→ **Listed records**
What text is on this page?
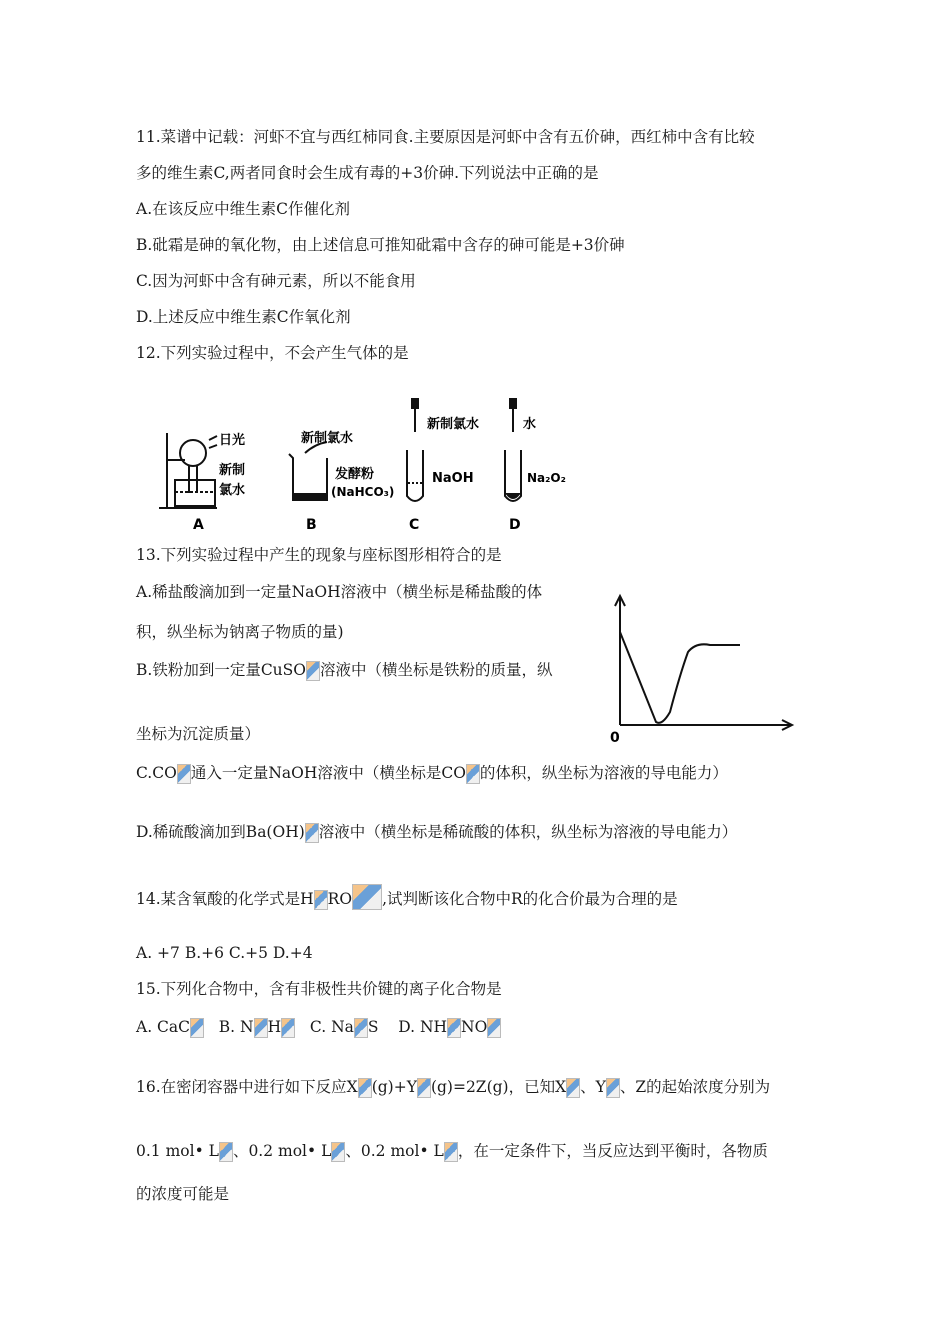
11.菜谱中记载：河虾不宜与西红柿同食.主要原因是河虾中含有五价砷，西红柿中含有比较
多的维生素C,两者同食时会生成有毒的+3价砷.下列说法中正确的是
A.在该反应中维生素C作催化剂
B.砒霜是砷的氧化物，由上述信息可推知砒霜中含存的砷可能是+3价砷
C.因为河虾中含有砷元素，所以不能食用
D.上述反应中维生素C作氧化剂
12.下列实验过程中，不会产生气体的是
日光
新制
氯水
新制氯水
发酵粉
(NaHCO₃)
新制氯水
NaOH
水
Na₂O₂
A	B	C	D
13.下列实验过程中产生的现象与座标图形相符合的是
A.稀盐酸滴加到一定量NaOH溶液中（横坐标是稀盐酸的体
积，纵坐标为钠离子物质的量)
B.铁粉加到一定量CuSO 溶液中（横坐标是铁粉的质量，纵
坐标为沉淀质量）
C.CO 通入一定量NaOH溶液中（横坐标是CO 的体积，纵坐标为溶液的导电能力）
D.稀硫酸滴加到Ba(OH) 溶液中（横坐标是稀硫酸的体积，纵坐标为溶液的导电能力）
0
14.某含氧酸的化学式是H RO ,试判断该化合物中R的化合价最为合理的是
A. +7 B.+6 C.+5 D.+4
15.下列化合物中，含有非极性共价键的离子化合物是
A. CaC B. N H C. Na S D. NH NO
16.在密闭容器中进行如下反应X (g)+Y (g)=2Z(g)，已知X 、Y 、Z的起始浓度分别为
0.1 mol• L 、0.2 mol• L 、0.2 mol• L ，在一定条件下，当反应达到平衡时，各物质
的浓度可能是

→ **Problem to solve**
Quote every record above exactly, leaving out the pictures.

→ **Result for this task**
What text is on this page?
11.菜谱中记载：河虾不宜与西红柿同食.主要原因是河虾中含有五价砷，西红柿中含有比较
多的维生素C,两者同食时会生成有毒的+3价砷.下列说法中正确的是
A.在该反应中维生素C作催化剂
B.砒霜是砷的氧化物，由上述信息可推知砒霜中含存的砷可能是+3价砷
C.因为河虾中含有砷元素，所以不能食用
D.上述反应中维生素C作氧化剂
12.下列实验过程中，不会产生气体的是
日光
新制
氯水
新制氯水
发酵粉
(NaHCO₃)
新制氯水
NaOH
水
Na₂O₂
A	B	C	D
13.下列实验过程中产生的现象与座标图形相符合的是
A.稀盐酸滴加到一定量NaOH溶液中（横坐标是稀盐酸的体
积，纵坐标为钠离子物质的量)
B.铁粉加到一定量CuSO 溶液中（横坐标是铁粉的质量，纵
坐标为沉淀质量）
C.CO 通入一定量NaOH溶液中（横坐标是CO 的体积，纵坐标为溶液的导电能力）
D.稀硫酸滴加到Ba(OH) 溶液中（横坐标是稀硫酸的体积，纵坐标为溶液的导电能力）
0
14.某含氧酸的化学式是H RO ,试判断该化合物中R的化合价最为合理的是
A. +7 B.+6 C.+5 D.+4
15.下列化合物中，含有非极性共价键的离子化合物是
A. CaC B. N H C. Na S D. NH NO
16.在密闭容器中进行如下反应X (g)+Y (g)=2Z(g)，已知X 、Y 、Z的起始浓度分别为
0.1 mol• L 、0.2 mol• L 、0.2 mol• L ，在一定条件下，当反应达到平衡时，各物质
的浓度可能是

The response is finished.